-- Problem statement --
Extract the whole listing as it stands. Do not include the pictures.

-- Stored data --
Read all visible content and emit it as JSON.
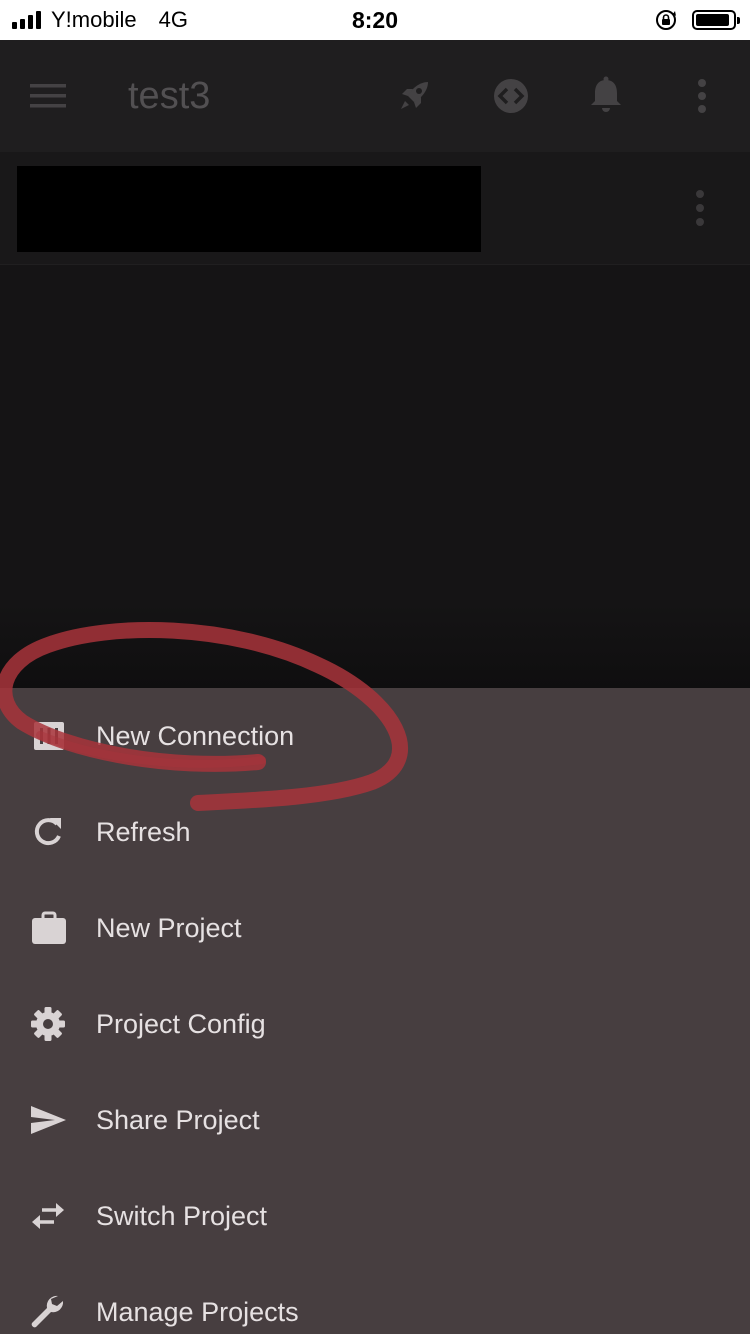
{
  "status_bar": {
    "carrier": "Y!mobile",
    "network": "4G",
    "time": "8:20"
  },
  "app_bar": {
    "title": "test3",
    "icons": [
      "menu-icon",
      "rocket-icon",
      "code-icon",
      "bell-icon",
      "more-vert-icon"
    ]
  },
  "sub_header": {
    "icons": [
      "more-vert-icon"
    ]
  },
  "sheet": {
    "items": [
      {
        "label": "New Connection",
        "icon": "connection-icon"
      },
      {
        "label": "Refresh",
        "icon": "refresh-icon"
      },
      {
        "label": "New Project",
        "icon": "briefcase-icon"
      },
      {
        "label": "Project Config",
        "icon": "gear-icon"
      },
      {
        "label": "Share Project",
        "icon": "send-icon"
      },
      {
        "label": "Switch Project",
        "icon": "swap-icon"
      },
      {
        "label": "Manage Projects",
        "icon": "wrench-icon"
      }
    ]
  },
  "colors": {
    "app_bar_bg": "#1f1e1f",
    "sheet_bg": "#473e40",
    "annotation": "#a8343b"
  }
}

-- Task answer --
Read all visible content and emit it as JSON.
{
  "status_bar": {
    "carrier": "Y!mobile",
    "network": "4G",
    "time": "8:20"
  },
  "app_bar": {
    "title": "test3",
    "icons": [
      "menu-icon",
      "rocket-icon",
      "code-icon",
      "bell-icon",
      "more-vert-icon"
    ]
  },
  "sub_header": {
    "icons": [
      "more-vert-icon"
    ]
  },
  "sheet": {
    "items": [
      {
        "label": "New Connection",
        "icon": "connection-icon"
      },
      {
        "label": "Refresh",
        "icon": "refresh-icon"
      },
      {
        "label": "New Project",
        "icon": "briefcase-icon"
      },
      {
        "label": "Project Config",
        "icon": "gear-icon"
      },
      {
        "label": "Share Project",
        "icon": "send-icon"
      },
      {
        "label": "Switch Project",
        "icon": "swap-icon"
      },
      {
        "label": "Manage Projects",
        "icon": "wrench-icon"
      }
    ]
  },
  "colors": {
    "app_bar_bg": "#1f1e1f",
    "sheet_bg": "#473e40",
    "annotation": "#a8343b"
  }
}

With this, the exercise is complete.